Requirements —
Which lines have the string "Short"? Copy all of them from the entries below.

Material —
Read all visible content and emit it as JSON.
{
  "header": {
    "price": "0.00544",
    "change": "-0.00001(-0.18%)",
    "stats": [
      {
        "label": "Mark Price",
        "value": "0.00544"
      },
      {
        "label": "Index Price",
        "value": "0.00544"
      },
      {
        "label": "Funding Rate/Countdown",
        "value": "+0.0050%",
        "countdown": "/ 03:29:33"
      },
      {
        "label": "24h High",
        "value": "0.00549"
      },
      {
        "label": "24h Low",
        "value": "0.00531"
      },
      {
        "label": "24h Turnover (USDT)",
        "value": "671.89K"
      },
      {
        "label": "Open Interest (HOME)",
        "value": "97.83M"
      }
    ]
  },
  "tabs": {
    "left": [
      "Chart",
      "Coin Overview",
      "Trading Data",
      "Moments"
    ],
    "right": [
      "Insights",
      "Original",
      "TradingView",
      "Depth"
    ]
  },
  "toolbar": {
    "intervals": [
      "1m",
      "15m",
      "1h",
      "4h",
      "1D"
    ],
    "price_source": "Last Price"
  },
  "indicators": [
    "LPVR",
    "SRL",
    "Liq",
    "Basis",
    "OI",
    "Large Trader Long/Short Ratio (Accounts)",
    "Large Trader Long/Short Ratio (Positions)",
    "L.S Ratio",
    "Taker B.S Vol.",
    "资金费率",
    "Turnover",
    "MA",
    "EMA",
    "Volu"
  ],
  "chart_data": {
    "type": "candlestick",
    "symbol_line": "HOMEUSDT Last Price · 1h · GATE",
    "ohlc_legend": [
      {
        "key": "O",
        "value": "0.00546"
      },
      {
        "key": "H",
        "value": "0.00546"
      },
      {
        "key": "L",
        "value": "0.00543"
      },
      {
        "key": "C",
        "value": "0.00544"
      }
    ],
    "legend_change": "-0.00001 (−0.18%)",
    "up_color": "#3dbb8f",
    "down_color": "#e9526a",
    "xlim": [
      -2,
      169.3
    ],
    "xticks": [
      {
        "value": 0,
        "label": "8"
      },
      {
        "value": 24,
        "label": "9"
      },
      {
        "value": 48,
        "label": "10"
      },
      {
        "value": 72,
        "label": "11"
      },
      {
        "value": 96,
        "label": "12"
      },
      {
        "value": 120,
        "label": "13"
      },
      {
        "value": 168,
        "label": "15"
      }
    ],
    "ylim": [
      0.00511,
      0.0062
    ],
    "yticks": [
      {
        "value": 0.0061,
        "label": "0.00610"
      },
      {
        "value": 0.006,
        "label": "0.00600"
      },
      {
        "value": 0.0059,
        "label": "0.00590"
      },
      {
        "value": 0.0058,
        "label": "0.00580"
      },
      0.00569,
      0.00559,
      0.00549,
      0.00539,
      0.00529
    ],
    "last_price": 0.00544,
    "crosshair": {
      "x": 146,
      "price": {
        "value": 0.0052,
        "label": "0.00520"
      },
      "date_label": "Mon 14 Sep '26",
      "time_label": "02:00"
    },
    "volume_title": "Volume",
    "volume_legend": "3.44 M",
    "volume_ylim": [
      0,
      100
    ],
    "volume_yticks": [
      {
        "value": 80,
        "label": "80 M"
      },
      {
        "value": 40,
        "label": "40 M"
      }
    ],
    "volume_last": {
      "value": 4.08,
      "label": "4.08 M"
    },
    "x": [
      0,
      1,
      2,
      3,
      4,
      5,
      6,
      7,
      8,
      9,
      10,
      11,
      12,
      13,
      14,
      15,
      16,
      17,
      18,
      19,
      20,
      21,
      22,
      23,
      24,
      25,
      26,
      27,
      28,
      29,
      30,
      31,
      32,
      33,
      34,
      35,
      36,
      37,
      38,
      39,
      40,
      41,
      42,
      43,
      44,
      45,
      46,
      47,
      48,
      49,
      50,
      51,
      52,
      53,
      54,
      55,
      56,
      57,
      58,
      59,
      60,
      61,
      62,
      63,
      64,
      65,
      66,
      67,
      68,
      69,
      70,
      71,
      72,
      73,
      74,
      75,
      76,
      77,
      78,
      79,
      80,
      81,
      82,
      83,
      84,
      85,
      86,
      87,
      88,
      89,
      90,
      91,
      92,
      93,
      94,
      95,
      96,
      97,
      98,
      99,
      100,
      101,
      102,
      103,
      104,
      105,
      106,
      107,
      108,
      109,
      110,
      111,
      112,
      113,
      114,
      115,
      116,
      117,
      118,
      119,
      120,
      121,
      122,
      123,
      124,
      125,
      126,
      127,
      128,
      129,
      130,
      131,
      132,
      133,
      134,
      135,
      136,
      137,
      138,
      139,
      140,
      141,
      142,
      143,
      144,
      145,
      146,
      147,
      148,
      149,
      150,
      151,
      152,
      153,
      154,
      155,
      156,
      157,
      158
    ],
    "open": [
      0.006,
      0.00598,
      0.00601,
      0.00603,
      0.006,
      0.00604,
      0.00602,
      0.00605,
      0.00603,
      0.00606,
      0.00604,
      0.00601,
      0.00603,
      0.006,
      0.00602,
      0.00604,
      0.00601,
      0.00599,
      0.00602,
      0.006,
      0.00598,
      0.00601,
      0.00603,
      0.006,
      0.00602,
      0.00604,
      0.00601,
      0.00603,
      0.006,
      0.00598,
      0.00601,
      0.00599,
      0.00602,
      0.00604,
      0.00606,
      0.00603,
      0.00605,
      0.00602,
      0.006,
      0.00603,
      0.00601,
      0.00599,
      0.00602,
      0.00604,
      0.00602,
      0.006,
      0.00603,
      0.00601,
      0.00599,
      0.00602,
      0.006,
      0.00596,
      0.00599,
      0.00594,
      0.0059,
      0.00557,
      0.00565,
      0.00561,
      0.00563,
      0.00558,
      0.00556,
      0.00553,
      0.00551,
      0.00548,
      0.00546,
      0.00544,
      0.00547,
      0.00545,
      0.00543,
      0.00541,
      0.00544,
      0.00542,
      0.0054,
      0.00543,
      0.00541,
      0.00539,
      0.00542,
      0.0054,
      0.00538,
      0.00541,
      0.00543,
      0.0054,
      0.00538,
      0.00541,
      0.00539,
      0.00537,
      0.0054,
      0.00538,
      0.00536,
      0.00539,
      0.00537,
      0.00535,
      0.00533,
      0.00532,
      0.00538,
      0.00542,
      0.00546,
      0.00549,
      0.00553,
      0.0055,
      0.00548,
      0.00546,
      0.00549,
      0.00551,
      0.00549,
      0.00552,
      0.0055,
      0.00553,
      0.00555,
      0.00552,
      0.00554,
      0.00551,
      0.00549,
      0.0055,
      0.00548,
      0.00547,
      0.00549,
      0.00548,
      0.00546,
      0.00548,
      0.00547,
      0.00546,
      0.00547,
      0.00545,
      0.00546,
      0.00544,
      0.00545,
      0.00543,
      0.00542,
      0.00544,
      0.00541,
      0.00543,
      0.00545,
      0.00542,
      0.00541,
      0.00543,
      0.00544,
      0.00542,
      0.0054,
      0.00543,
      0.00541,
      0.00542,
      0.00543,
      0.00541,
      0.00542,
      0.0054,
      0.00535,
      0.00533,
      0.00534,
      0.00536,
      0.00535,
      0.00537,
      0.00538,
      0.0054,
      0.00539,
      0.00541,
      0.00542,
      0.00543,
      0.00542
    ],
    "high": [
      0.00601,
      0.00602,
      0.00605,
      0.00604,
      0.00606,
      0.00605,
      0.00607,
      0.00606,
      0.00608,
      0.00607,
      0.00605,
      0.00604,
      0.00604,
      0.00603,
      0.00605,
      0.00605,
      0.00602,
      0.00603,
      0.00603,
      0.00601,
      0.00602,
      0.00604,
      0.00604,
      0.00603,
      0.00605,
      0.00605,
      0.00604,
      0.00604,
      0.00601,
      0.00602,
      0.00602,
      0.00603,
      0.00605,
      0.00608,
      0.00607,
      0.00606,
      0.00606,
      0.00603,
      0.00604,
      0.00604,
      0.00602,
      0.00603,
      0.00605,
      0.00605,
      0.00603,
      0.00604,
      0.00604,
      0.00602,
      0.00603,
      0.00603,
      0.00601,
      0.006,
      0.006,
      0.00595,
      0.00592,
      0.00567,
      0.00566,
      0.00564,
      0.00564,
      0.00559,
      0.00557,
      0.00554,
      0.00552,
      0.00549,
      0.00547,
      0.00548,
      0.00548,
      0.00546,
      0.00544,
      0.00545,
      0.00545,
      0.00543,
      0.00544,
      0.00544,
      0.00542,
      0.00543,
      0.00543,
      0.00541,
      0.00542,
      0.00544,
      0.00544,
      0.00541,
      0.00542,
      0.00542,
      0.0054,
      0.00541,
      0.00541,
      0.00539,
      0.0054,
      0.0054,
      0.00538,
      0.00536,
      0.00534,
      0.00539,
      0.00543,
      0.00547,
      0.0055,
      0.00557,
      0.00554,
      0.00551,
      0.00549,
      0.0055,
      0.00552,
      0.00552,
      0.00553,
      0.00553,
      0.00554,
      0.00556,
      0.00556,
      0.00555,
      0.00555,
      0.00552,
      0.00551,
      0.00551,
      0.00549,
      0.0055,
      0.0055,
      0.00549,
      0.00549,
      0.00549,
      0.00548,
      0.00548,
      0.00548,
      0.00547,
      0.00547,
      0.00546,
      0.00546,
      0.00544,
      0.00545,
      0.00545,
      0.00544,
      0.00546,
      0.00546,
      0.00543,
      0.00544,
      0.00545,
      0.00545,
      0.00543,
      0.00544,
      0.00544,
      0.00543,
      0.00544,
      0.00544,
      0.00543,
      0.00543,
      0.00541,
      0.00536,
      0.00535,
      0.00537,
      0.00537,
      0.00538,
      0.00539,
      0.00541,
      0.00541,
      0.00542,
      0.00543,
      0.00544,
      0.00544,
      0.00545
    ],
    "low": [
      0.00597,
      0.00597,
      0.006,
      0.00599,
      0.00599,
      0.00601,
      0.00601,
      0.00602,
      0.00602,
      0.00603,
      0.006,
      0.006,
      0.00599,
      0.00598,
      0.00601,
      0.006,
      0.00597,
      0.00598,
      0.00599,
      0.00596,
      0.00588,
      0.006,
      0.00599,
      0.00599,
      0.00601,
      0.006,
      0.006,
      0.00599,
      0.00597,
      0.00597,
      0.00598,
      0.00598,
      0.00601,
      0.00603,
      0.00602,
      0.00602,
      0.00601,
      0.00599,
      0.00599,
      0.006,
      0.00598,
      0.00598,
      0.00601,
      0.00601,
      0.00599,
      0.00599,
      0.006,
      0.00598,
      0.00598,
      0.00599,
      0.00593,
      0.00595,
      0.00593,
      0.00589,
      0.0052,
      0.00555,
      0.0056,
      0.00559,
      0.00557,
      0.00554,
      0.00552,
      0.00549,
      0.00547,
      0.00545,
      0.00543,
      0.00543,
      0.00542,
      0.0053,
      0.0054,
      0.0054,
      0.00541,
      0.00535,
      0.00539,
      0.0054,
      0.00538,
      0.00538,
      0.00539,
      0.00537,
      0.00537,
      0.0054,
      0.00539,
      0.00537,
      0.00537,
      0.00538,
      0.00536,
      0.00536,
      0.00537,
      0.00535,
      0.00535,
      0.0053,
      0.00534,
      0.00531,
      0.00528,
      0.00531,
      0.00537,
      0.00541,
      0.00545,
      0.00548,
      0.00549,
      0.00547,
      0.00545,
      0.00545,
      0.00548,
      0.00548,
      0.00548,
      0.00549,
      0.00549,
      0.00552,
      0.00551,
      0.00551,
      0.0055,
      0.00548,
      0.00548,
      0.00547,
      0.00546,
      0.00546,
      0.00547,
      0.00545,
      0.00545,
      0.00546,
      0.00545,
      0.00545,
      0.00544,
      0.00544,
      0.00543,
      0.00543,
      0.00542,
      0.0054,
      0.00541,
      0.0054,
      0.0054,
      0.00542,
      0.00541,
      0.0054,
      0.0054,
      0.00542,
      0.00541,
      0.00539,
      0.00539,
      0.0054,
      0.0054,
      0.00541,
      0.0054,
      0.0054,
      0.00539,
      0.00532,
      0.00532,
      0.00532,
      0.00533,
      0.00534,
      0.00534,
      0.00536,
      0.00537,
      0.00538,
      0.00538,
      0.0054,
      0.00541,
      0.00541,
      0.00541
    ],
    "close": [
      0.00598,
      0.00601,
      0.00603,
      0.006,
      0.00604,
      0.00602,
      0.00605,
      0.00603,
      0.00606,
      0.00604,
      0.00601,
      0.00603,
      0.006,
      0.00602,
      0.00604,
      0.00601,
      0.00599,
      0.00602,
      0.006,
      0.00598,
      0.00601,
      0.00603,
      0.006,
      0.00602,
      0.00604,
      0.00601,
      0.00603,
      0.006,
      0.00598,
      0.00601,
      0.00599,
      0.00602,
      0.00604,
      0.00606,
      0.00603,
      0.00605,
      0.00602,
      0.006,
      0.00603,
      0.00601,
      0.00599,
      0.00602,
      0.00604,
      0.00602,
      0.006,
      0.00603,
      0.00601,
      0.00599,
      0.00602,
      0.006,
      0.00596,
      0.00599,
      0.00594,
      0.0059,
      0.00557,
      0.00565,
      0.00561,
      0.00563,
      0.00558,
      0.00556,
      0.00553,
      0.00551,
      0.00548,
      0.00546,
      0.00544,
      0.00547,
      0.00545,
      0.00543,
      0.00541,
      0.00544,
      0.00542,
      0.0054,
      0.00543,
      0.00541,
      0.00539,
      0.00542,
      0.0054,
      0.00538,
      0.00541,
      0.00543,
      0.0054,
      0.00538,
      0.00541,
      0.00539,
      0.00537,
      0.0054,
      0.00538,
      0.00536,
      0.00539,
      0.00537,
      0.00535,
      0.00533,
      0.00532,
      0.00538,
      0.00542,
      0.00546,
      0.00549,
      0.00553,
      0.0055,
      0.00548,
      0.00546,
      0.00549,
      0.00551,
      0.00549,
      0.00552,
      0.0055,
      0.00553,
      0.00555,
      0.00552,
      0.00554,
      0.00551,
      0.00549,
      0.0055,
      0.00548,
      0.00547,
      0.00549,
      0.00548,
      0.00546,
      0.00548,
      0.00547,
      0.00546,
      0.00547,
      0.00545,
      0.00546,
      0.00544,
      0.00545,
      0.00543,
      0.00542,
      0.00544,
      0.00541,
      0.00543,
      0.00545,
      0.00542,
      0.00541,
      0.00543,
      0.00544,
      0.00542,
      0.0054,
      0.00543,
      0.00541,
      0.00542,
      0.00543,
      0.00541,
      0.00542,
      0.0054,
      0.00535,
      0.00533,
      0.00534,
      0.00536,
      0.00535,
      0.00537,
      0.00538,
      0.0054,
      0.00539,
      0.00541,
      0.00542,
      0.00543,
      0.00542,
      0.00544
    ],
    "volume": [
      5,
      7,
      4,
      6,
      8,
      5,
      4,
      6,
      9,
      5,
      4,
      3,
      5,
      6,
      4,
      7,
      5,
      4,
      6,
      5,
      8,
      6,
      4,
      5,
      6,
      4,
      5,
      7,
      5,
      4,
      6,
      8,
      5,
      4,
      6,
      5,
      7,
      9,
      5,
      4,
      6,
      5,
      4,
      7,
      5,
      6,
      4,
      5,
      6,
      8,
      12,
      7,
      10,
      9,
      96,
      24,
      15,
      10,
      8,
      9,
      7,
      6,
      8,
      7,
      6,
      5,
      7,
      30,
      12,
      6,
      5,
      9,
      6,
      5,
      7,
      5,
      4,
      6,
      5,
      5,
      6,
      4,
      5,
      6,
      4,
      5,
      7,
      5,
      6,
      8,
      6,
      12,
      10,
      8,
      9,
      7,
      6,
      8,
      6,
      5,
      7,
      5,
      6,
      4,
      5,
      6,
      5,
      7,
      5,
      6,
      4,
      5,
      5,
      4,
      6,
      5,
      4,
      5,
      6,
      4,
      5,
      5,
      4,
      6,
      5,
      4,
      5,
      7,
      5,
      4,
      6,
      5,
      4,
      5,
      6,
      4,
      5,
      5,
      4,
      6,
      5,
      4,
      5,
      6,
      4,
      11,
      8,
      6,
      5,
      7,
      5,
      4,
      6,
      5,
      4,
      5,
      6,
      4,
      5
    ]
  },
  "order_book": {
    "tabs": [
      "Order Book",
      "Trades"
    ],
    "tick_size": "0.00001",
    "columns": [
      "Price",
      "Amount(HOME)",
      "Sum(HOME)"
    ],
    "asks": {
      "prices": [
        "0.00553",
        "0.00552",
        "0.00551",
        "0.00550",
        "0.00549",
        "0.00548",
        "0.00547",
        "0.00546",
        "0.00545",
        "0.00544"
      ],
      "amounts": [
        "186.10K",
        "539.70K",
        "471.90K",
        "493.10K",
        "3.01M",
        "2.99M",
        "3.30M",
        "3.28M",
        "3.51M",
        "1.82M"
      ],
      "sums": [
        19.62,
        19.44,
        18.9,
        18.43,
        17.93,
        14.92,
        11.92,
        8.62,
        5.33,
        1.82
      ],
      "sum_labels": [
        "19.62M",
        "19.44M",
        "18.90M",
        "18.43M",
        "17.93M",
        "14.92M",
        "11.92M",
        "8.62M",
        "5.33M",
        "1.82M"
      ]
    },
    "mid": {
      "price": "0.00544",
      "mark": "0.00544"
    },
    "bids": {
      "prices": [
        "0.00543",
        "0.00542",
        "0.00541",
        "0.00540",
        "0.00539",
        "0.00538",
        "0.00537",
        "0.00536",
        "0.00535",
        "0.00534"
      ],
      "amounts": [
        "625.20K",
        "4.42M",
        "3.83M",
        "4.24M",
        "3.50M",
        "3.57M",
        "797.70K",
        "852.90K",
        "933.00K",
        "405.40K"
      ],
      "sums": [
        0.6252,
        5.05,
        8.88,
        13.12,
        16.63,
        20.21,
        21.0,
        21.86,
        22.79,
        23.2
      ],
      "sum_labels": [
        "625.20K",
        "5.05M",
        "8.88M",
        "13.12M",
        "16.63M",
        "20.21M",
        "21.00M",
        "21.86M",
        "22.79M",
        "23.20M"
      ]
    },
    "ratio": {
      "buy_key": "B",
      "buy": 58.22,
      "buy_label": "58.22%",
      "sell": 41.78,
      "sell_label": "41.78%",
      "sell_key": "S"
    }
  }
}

Solution to the problem —
    "Large Trader Long/Short Ratio (Accounts)",
    "Large Trader Long/Short Ratio (Positions)",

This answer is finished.